BEGIN

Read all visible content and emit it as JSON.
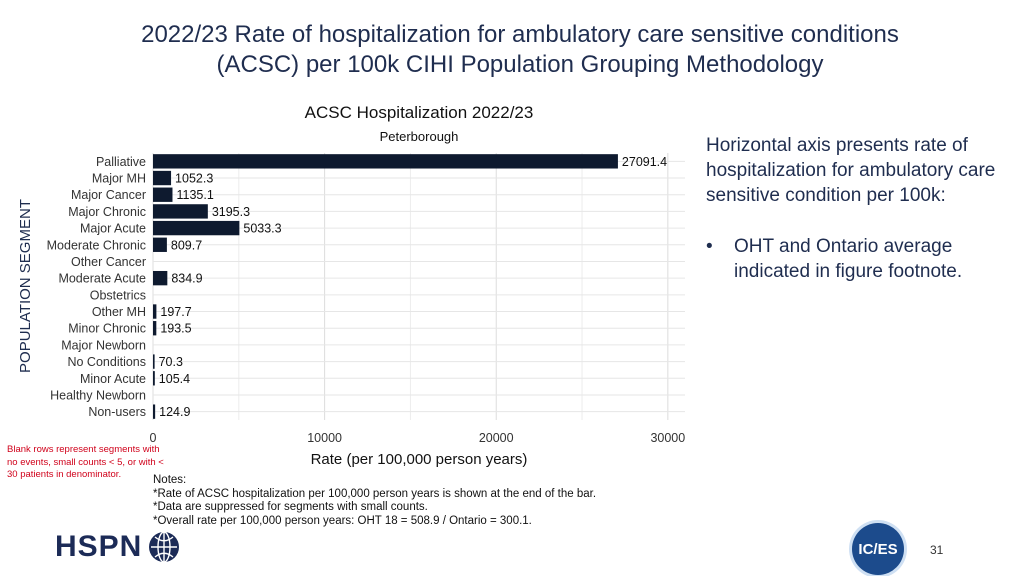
{
  "slide": {
    "title_line1": "2022/23 Rate of hospitalization for ambulatory care sensitive conditions",
    "title_line2": "(ACSC) per 100k CIHI Population Grouping Methodology",
    "side_text": "Horizontal axis presents rate of hospitalization for ambulatory care sensitive condition per 100k:",
    "side_bullet": "OHT and Ontario average indicated in figure footnote.",
    "blank_note": "Blank rows represent segments with no events, small counts < 5, or with < 30 patients in denominator.",
    "notes": [
      "Notes:",
      "*Rate of ACSC hospitalization per 100,000 person years is shown at the end of the bar.",
      "*Data are suppressed for segments with small counts.",
      "*Overall rate per 100,000 person years: OHT 18 = 508.9 / Ontario = 300.1."
    ],
    "logo_left": "HSPN",
    "logo_right": "IC/ES",
    "page_number": "31"
  },
  "chart_data": {
    "type": "bar",
    "orientation": "horizontal",
    "title": "ACSC Hospitalization 2022/23",
    "subtitle": "Peterborough",
    "xlabel": "Rate (per 100,000 person years)",
    "ylabel": "POPULATION SEGMENT",
    "xlim": [
      0,
      31000
    ],
    "xticks": [
      0,
      10000,
      20000,
      30000
    ],
    "xtick_labels": [
      "0",
      "10000",
      "20000",
      "30000"
    ],
    "grid": true,
    "bar_color": "#0e1a2f",
    "categories": [
      "Palliative",
      "Major MH",
      "Major Cancer",
      "Major Chronic",
      "Major Acute",
      "Moderate Chronic",
      "Other Cancer",
      "Moderate Acute",
      "Obstetrics",
      "Other MH",
      "Minor Chronic",
      "Major Newborn",
      "No Conditions",
      "Minor Acute",
      "Healthy Newborn",
      "Non-users"
    ],
    "values": [
      27091.4,
      1052.3,
      1135.1,
      3195.3,
      5033.3,
      809.7,
      null,
      834.9,
      null,
      197.7,
      193.5,
      null,
      70.3,
      105.4,
      null,
      124.9
    ],
    "value_labels": [
      "27091.4",
      "1052.3",
      "1135.1",
      "3195.3",
      "5033.3",
      "809.7",
      "",
      "834.9",
      "",
      "197.7",
      "193.5",
      "",
      "70.3",
      "105.4",
      "",
      "124.9"
    ]
  }
}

END

* Exercise instructions: Would you please work out how many lines of the data hold "care"? Reply with the number alone.

* Task solution: 2